[START OF SOURCE DATA]

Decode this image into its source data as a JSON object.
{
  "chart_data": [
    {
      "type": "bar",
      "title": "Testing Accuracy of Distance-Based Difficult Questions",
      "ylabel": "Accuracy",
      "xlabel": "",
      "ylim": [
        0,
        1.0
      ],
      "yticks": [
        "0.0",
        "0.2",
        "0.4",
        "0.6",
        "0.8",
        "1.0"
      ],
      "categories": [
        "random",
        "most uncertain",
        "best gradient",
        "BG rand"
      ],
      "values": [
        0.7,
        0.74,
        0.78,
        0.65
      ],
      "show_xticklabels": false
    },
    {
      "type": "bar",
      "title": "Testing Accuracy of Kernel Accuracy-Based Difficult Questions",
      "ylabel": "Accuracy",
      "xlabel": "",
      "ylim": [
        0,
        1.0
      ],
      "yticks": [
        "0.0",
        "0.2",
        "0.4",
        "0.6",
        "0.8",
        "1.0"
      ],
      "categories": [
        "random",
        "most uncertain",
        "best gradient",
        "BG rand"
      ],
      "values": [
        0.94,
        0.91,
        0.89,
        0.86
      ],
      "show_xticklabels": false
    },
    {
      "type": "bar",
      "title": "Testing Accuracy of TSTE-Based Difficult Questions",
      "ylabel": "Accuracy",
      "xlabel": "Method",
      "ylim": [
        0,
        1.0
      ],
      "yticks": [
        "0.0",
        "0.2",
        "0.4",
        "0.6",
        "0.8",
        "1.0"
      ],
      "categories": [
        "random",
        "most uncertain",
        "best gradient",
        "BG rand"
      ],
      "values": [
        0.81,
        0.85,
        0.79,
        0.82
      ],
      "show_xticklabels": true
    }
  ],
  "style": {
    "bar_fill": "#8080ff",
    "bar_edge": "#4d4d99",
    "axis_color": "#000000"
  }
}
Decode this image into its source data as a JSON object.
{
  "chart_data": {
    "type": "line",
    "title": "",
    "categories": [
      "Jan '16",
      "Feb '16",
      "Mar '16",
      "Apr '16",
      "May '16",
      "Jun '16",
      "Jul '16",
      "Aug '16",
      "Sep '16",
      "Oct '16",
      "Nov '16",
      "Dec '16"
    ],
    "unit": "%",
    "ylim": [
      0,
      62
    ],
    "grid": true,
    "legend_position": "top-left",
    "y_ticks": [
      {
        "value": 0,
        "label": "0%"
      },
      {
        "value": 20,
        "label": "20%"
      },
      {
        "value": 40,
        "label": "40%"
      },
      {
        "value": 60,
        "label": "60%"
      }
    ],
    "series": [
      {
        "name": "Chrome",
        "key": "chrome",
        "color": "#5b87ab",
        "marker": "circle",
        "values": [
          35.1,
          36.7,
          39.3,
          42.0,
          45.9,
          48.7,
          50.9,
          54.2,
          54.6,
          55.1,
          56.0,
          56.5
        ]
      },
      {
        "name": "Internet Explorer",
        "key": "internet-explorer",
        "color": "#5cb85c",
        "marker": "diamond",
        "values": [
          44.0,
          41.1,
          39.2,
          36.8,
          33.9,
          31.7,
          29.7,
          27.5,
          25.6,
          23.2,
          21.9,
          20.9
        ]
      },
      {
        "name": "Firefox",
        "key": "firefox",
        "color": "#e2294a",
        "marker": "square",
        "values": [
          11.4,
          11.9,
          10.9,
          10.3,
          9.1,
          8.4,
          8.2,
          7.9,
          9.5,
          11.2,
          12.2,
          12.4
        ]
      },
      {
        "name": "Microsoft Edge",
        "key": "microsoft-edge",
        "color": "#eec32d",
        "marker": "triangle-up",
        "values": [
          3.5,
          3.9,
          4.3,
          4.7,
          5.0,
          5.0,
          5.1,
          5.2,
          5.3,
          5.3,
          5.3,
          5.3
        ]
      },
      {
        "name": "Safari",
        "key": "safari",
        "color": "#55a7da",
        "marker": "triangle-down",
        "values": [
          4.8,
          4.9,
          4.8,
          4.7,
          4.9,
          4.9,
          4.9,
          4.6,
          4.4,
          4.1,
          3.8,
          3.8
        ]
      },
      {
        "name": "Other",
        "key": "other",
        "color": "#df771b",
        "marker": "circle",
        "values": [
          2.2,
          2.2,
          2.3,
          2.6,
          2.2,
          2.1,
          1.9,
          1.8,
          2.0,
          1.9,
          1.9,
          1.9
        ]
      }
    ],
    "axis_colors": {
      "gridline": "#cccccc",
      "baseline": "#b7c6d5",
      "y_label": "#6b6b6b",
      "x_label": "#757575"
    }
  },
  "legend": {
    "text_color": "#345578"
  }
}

[END OF SOURCE DATA]

__EXERCISE INSTRUCTIONS__:
Gather up the lines that contain the word "Questions".

__OUTPUT OF THE TASK__:
      "title": "Testing Accuracy of Distance-Based Difficult Questions",
      "title": "Testing Accuracy of Kernel Accuracy-Based Difficult Questions",
      "title": "Testing Accuracy of TSTE-Based Difficult Questions",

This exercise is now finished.